**Your goal:** Copy every line of the material below word for word.
== Records for the task
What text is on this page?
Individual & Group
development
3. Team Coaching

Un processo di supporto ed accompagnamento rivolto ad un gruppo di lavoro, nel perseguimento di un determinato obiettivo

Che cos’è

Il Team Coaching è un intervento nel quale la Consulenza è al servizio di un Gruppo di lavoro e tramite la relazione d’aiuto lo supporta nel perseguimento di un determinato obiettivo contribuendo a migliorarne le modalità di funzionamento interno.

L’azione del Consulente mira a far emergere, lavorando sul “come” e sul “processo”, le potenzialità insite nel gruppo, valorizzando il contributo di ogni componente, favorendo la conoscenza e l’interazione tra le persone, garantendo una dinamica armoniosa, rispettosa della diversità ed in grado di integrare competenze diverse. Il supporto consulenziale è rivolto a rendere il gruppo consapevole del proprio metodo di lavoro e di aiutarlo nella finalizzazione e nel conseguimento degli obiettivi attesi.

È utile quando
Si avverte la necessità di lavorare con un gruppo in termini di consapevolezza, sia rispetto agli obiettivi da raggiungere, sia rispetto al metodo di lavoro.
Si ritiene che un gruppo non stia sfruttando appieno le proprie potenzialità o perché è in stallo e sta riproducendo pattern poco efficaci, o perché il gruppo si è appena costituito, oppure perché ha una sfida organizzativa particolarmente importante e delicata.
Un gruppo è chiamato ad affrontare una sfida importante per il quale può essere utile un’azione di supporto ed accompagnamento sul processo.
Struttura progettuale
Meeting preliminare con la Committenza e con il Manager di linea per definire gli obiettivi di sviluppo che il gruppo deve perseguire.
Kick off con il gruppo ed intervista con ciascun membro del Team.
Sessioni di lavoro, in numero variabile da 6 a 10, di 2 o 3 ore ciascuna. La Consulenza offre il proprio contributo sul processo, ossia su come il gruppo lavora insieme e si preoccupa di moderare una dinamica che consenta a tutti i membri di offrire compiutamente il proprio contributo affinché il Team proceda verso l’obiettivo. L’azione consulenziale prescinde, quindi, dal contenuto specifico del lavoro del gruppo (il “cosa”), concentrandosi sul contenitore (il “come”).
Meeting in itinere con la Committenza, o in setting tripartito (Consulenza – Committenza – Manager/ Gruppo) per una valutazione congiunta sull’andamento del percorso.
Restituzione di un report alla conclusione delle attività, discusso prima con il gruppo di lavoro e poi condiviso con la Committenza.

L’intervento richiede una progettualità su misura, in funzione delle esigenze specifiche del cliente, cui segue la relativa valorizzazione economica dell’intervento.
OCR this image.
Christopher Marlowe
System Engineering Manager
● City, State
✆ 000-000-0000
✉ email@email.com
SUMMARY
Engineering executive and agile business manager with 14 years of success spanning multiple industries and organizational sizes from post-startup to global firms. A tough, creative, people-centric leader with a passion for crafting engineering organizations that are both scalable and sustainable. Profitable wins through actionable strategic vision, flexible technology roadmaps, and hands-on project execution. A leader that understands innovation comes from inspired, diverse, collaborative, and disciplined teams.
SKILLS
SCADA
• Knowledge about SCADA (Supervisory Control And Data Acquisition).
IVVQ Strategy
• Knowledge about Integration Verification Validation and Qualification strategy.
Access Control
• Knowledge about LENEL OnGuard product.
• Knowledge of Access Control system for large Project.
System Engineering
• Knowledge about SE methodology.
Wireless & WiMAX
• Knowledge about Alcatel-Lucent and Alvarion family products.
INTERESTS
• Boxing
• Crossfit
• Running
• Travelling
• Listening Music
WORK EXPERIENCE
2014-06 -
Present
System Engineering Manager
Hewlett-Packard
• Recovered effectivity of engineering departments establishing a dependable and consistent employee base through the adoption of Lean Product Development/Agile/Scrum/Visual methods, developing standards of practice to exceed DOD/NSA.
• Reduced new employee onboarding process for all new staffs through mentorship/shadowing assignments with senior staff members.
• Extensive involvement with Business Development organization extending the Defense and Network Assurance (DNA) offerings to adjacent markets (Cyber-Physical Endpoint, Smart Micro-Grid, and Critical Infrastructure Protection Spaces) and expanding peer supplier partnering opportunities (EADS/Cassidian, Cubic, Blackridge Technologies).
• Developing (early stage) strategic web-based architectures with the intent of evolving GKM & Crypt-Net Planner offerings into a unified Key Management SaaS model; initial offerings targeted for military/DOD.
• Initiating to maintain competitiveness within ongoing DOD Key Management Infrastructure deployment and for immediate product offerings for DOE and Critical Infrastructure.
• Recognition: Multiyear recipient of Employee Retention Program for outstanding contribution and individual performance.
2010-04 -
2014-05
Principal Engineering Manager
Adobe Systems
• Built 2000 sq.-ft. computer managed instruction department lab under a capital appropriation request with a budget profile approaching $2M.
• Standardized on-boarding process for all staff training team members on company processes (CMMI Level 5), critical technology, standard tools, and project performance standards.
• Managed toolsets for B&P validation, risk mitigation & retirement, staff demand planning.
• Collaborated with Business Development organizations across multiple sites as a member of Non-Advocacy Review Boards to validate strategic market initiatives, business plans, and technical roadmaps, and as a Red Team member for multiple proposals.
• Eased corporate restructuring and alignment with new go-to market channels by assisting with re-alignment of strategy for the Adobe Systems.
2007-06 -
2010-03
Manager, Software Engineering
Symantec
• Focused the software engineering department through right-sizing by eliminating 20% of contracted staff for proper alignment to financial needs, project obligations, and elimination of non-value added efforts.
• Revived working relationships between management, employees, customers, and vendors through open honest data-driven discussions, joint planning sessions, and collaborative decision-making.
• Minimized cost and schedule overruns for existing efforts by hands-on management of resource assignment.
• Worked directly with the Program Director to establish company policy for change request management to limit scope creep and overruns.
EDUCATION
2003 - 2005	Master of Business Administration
====
**Solution:**
What text is on this page?
Individual & Group
development
3. Team Coaching

Un processo di supporto ed accompagnamento rivolto ad un gruppo di lavoro, nel perseguimento di un determinato obiettivo

Che cos’è

Il Team Coaching è un intervento nel quale la Consulenza è al servizio di un Gruppo di lavoro e tramite la relazione d’aiuto lo supporta nel perseguimento di un determinato obiettivo contribuendo a migliorarne le modalità di funzionamento interno.

L’azione del Consulente mira a far emergere, lavorando sul “come” e sul “processo”, le potenzialità insite nel gruppo, valorizzando il contributo di ogni componente, favorendo la conoscenza e l’interazione tra le persone, garantendo una dinamica armoniosa, rispettosa della diversità ed in grado di integrare competenze diverse. Il supporto consulenziale è rivolto a rendere il gruppo consapevole del proprio metodo di lavoro e di aiutarlo nella finalizzazione e nel conseguimento degli obiettivi attesi.

È utile quando
Si avverte la necessità di lavorare con un gruppo in termini di consapevolezza, sia rispetto agli obiettivi da raggiungere, sia rispetto al metodo di lavoro.
Si ritiene che un gruppo non stia sfruttando appieno le proprie potenzialità o perché è in stallo e sta riproducendo pattern poco efficaci, o perché il gruppo si è appena costituito, oppure perché ha una sfida organizzativa particolarmente importante e delicata.
Un gruppo è chiamato ad affrontare una sfida importante per il quale può essere utile un’azione di supporto ed accompagnamento sul processo.
Struttura progettuale
Meeting preliminare con la Committenza e con il Manager di linea per definire gli obiettivi di sviluppo che il gruppo deve perseguire.
Kick off con il gruppo ed intervista con ciascun membro del Team.
Sessioni di lavoro, in numero variabile da 6 a 10, di 2 o 3 ore ciascuna. La Consulenza offre il proprio contributo sul processo, ossia su come il gruppo lavora insieme e si preoccupa di moderare una dinamica che consenta a tutti i membri di offrire compiutamente il proprio contributo affinché il Team proceda verso l’obiettivo. L’azione consulenziale prescinde, quindi, dal contenuto specifico del lavoro del gruppo (il “cosa”), concentrandosi sul contenitore (il “come”).
Meeting in itinere con la Committenza, o in setting tripartito (Consulenza – Committenza – Manager/ Gruppo) per una valutazione congiunta sull’andamento del percorso.
Restituzione di un report alla conclusione delle attività, discusso prima con il gruppo di lavoro e poi condiviso con la Committenza.

L’intervento richiede una progettualità su misura, in funzione delle esigenze specifiche del cliente, cui segue la relativa valorizzazione economica dell’intervento.
OCR this image.
Christopher Marlowe
System Engineering Manager
● City, State
✆ 000-000-0000
✉ email@email.com
SUMMARY
Engineering executive and agile business manager with 14 years of success spanning multiple industries and organizational sizes from post-startup to global firms. A tough, creative, people-centric leader with a passion for crafting engineering organizations that are both scalable and sustainable. Profitable wins through actionable strategic vision, flexible technology roadmaps, and hands-on project execution. A leader that understands innovation comes from inspired, diverse, collaborative, and disciplined teams.
SKILLS
SCADA
• Knowledge about SCADA (Supervisory Control And Data Acquisition).
IVVQ Strategy
• Knowledge about Integration Verification Validation and Qualification strategy.
Access Control
• Knowledge about LENEL OnGuard product.
• Knowledge of Access Control system for large Project.
System Engineering
• Knowledge about SE methodology.
Wireless & WiMAX
• Knowledge about Alcatel-Lucent and Alvarion family products.
INTERESTS
• Boxing
• Crossfit
• Running
• Travelling
• Listening Music
WORK EXPERIENCE
2014-06 -
Present
System Engineering Manager
Hewlett-Packard
• Recovered effectivity of engineering departments establishing a dependable and consistent employee base through the adoption of Lean Product Development/Agile/Scrum/Visual methods, developing standards of practice to exceed DOD/NSA.
• Reduced new employee onboarding process for all new staffs through mentorship/shadowing assignments with senior staff members.
• Extensive involvement with Business Development organization extending the Defense and Network Assurance (DNA) offerings to adjacent markets (Cyber-Physical Endpoint, Smart Micro-Grid, and Critical Infrastructure Protection Spaces) and expanding peer supplier partnering opportunities (EADS/Cassidian, Cubic, Blackridge Technologies).
• Developing (early stage) strategic web-based architectures with the intent of evolving GKM & Crypt-Net Planner offerings into a unified Key Management SaaS model; initial offerings targeted for military/DOD.
• Initiating to maintain competitiveness within ongoing DOD Key Management Infrastructure deployment and for immediate product offerings for DOE and Critical Infrastructure.
• Recognition: Multiyear recipient of Employee Retention Program for outstanding contribution and individual performance.
2010-04 -
2014-05
Principal Engineering Manager
Adobe Systems
• Built 2000 sq.-ft. computer managed instruction department lab under a capital appropriation request with a budget profile approaching $2M.
• Standardized on-boarding process for all staff training team members on company processes (CMMI Level 5), critical technology, standard tools, and project performance standards.
• Managed toolsets for B&P validation, risk mitigation & retirement, staff demand planning.
• Collaborated with Business Development organizations across multiple sites as a member of Non-Advocacy Review Boards to validate strategic market initiatives, business plans, and technical roadmaps, and as a Red Team member for multiple proposals.
• Eased corporate restructuring and alignment with new go-to market channels by assisting with re-alignment of strategy for the Adobe Systems.
2007-06 -
2010-03
Manager, Software Engineering
Symantec
• Focused the software engineering department through right-sizing by eliminating 20% of contracted staff for proper alignment to financial needs, project obligations, and elimination of non-value added efforts.
• Revived working relationships between management, employees, customers, and vendors through open honest data-driven discussions, joint planning sessions, and collaborative decision-making.
• Minimized cost and schedule overruns for existing efforts by hands-on management of resource assignment.
• Worked directly with the Program Director to establish company policy for change request management to limit scope creep and overruns.
EDUCATION
2003 - 2005	Master of Business Administration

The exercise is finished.